:: Problem details ::
Extract the lines starting at the one that contains "atlas-data-points xyxy=(107,373,546,465)" and ending at the one that contains "legend-label: Pythia 8.308 tune-CUETP8S1", both included, and repeat them without any change.

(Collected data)
>> BEGIN

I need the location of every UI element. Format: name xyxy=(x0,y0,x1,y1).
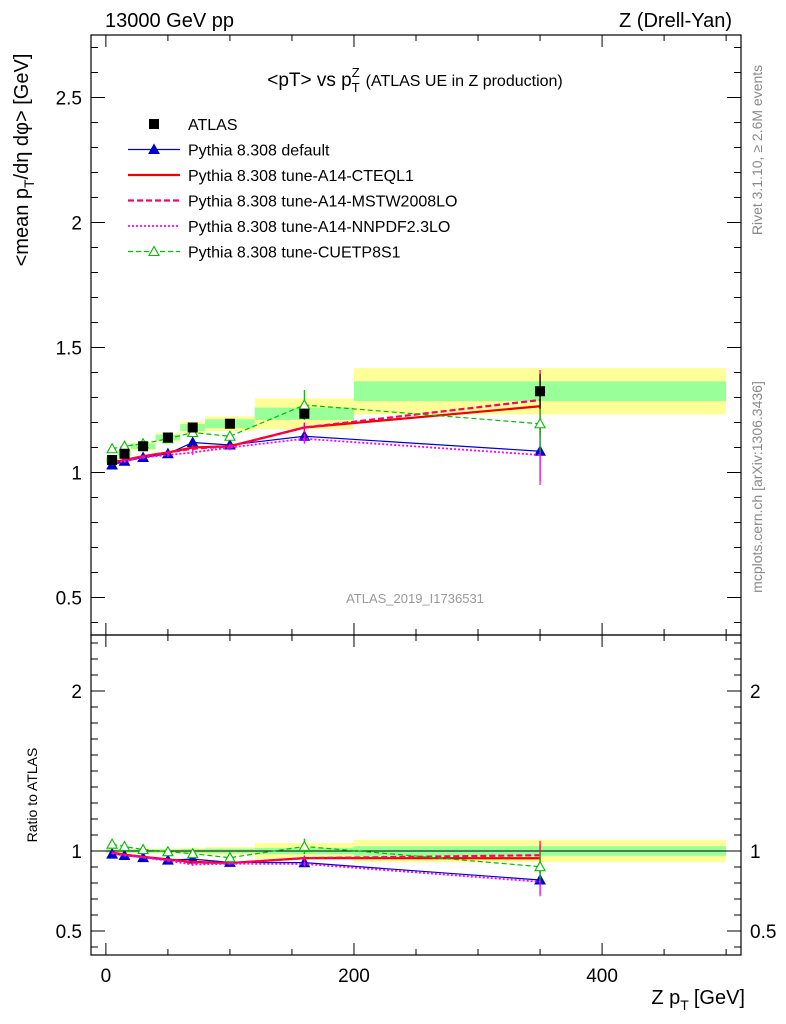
atlas-data-points xyxy=(107,373,546,465)
y-tick-label: 1 xyxy=(71,464,82,485)
ratio-y-tick-label: 2 xyxy=(71,682,82,703)
y-axis-label: <mean pT/dη dφ> [GeV] xyxy=(11,54,37,267)
x-axis-label-sub: T xyxy=(680,997,689,1013)
data-point xyxy=(299,408,310,419)
data-point xyxy=(138,441,149,452)
x-tick-label: 200 xyxy=(338,966,370,987)
x-axis-label-suffix: [GeV] xyxy=(694,987,745,1009)
legend-label: Pythia 8.308 tune-A14-NNPDF2.3LO xyxy=(188,219,450,236)
title-sub: T xyxy=(352,80,360,95)
axis-ticks xyxy=(91,35,741,955)
series-marker xyxy=(223,430,236,441)
x-axis-label: Z pT [GeV] xyxy=(651,987,745,1013)
series-marker xyxy=(534,417,546,429)
series-line-0 xyxy=(111,435,541,466)
data-point xyxy=(535,386,546,397)
y-tick-label: 0.5 xyxy=(56,589,82,610)
legend-marker xyxy=(148,245,160,257)
ratio-y-tick-label-right: 0.5 xyxy=(750,922,776,943)
y-tick-label: 2.5 xyxy=(56,89,82,110)
ratio-series-line-3 xyxy=(111,852,541,883)
data-point xyxy=(119,448,130,459)
x-tick-label: 400 xyxy=(586,966,618,987)
ratio-series-marker xyxy=(118,840,131,852)
ratio-series-marker xyxy=(223,851,236,863)
data-point xyxy=(162,432,173,443)
ratio-series-line-2 xyxy=(111,851,541,865)
ratio-frame xyxy=(90,634,742,956)
title-main: <pT> vs p xyxy=(267,70,352,91)
series-marker xyxy=(106,442,119,454)
legend-label: Pythia 8.308 default xyxy=(188,143,330,160)
data-point xyxy=(107,455,118,465)
y-axis-label-sub: T xyxy=(21,179,37,188)
legend-label: Pythia 8.308 tune-A14-CTEQL1 xyxy=(188,168,414,185)
main-bands xyxy=(105,368,727,464)
legend-label: ATLAS xyxy=(188,117,238,134)
data-point xyxy=(224,418,235,429)
y-tick-label: 2 xyxy=(71,214,82,235)
header-left: 13000 GeV pp xyxy=(105,10,234,32)
legend-label: Pythia 8.308 tune-CUETP8S1 xyxy=(188,245,401,262)
header-right: Z (Drell-Yan) xyxy=(619,10,732,32)
series-line-3 xyxy=(111,437,541,465)
ratio-series-marker xyxy=(161,845,174,857)
ratio-series-marker xyxy=(106,838,119,849)
series-line-2 xyxy=(111,398,541,464)
ratio-y-axis-label: Ratio to ATLAS xyxy=(24,748,40,843)
rivet-label: Rivet 3.1.10, ≥ 2.6M events xyxy=(749,65,765,235)
ratio-y-tick-label-right: 2 xyxy=(750,682,761,703)
series-line-4 xyxy=(111,404,541,450)
ratio-y-tick-label-right: 1 xyxy=(750,842,761,863)
y-axis-label-post: /dη dφ> [GeV] xyxy=(11,54,33,180)
x-tick-label: 0 xyxy=(101,966,112,987)
legend: ATLAS Pythia 8.308 default Pythia 8.308 tu… xyxy=(128,117,457,262)
ratio-series-marker xyxy=(298,840,311,852)
data-point xyxy=(187,422,198,433)
y-tick-label: 1.5 xyxy=(56,339,82,360)
title-suffix: (ATLAS UE in Z production) xyxy=(366,73,563,90)
ratio-y-tick-label: 0.5 xyxy=(56,922,82,943)
title-sup: Z xyxy=(352,65,360,80)
legend-label: Pythia 8.308 tune-A14-MSTW2008LO xyxy=(188,194,457,211)
analysis-label: ATLAS_2019_I1736531 xyxy=(346,591,484,606)
legend-marker-data xyxy=(149,119,159,129)
ratio-series-marker xyxy=(534,860,546,872)
ratio-series xyxy=(106,838,546,897)
tick-labels: 0 200 400 0.5 1 1.5 2 2.5 0.5 0.5 1 1 2 2 xyxy=(56,89,777,988)
y-axis-label-pre: <mean p xyxy=(11,188,33,266)
ratio-series-marker xyxy=(186,847,199,859)
svg-text:<pT> vs pTZ(ATLAS UE in Z prod: <pT> vs pTZ (ATLAS UE in Z production) xyxy=(267,65,563,95)
ratio-y-tick-label: 1 xyxy=(71,842,82,863)
main-title: <pT> vs pTZ (ATLAS UE in Z production) xyxy=(267,65,563,95)
legend-marker xyxy=(148,143,160,155)
ratio-series-line-4 xyxy=(111,843,541,868)
ratio-series-marker xyxy=(137,843,150,855)
mcplots-label: mcplots.cern.ch [arXiv:1306.3436] xyxy=(749,381,765,593)
x-axis-label-main: Z p xyxy=(651,987,680,1009)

>> END

:: Result of the exercise ::
atlas-data-points xyxy=(107,373,546,465)
y-tick-label: 1 xyxy=(71,464,82,485)
ratio-y-tick-label: 2 xyxy=(71,682,82,703)
y-axis-label: <mean pT/dη dφ> [GeV] xyxy=(11,54,37,267)
x-axis-label-sub: T xyxy=(680,997,689,1013)
data-point xyxy=(299,408,310,419)
data-point xyxy=(138,441,149,452)
x-tick-label: 200 xyxy=(338,966,370,987)
x-axis-label-suffix: [GeV] xyxy=(694,987,745,1009)
legend-label: Pythia 8.308 tune-A14-NNPDF2.3LO xyxy=(188,219,450,236)
title-sub: T xyxy=(352,80,360,95)
axis-ticks xyxy=(91,35,741,955)
series-marker xyxy=(223,430,236,441)
x-axis-label: Z pT [GeV] xyxy=(651,987,745,1013)
series-marker xyxy=(534,417,546,429)
series-line-0 xyxy=(111,435,541,466)
data-point xyxy=(535,386,546,397)
y-tick-label: 0.5 xyxy=(56,589,82,610)
legend-marker xyxy=(148,245,160,257)
ratio-y-tick-label-right: 0.5 xyxy=(750,922,776,943)
y-tick-label: 2.5 xyxy=(56,89,82,110)
ratio-series-line-3 xyxy=(111,852,541,883)
data-point xyxy=(119,448,130,459)
x-tick-label: 400 xyxy=(586,966,618,987)
ratio-series-marker xyxy=(118,840,131,852)
ratio-series-marker xyxy=(223,851,236,863)
data-point xyxy=(162,432,173,443)
ratio-series-line-2 xyxy=(111,851,541,865)
ratio-frame xyxy=(90,634,742,956)
title-main: <pT> vs p xyxy=(267,70,352,91)
series-marker xyxy=(106,442,119,454)
legend-label: Pythia 8.308 default xyxy=(188,143,330,160)
data-point xyxy=(107,455,118,465)
y-axis-label-sub: T xyxy=(21,179,37,188)
legend-label: Pythia 8.308 tune-A14-CTEQL1 xyxy=(188,168,414,185)
main-bands xyxy=(105,368,727,464)
legend-label: ATLAS xyxy=(188,117,238,134)
data-point xyxy=(224,418,235,429)
y-tick-label: 2 xyxy=(71,214,82,235)
header-left: 13000 GeV pp xyxy=(105,10,234,32)
legend-label: Pythia 8.308 tune-CUETP8S1 xyxy=(188,245,401,262)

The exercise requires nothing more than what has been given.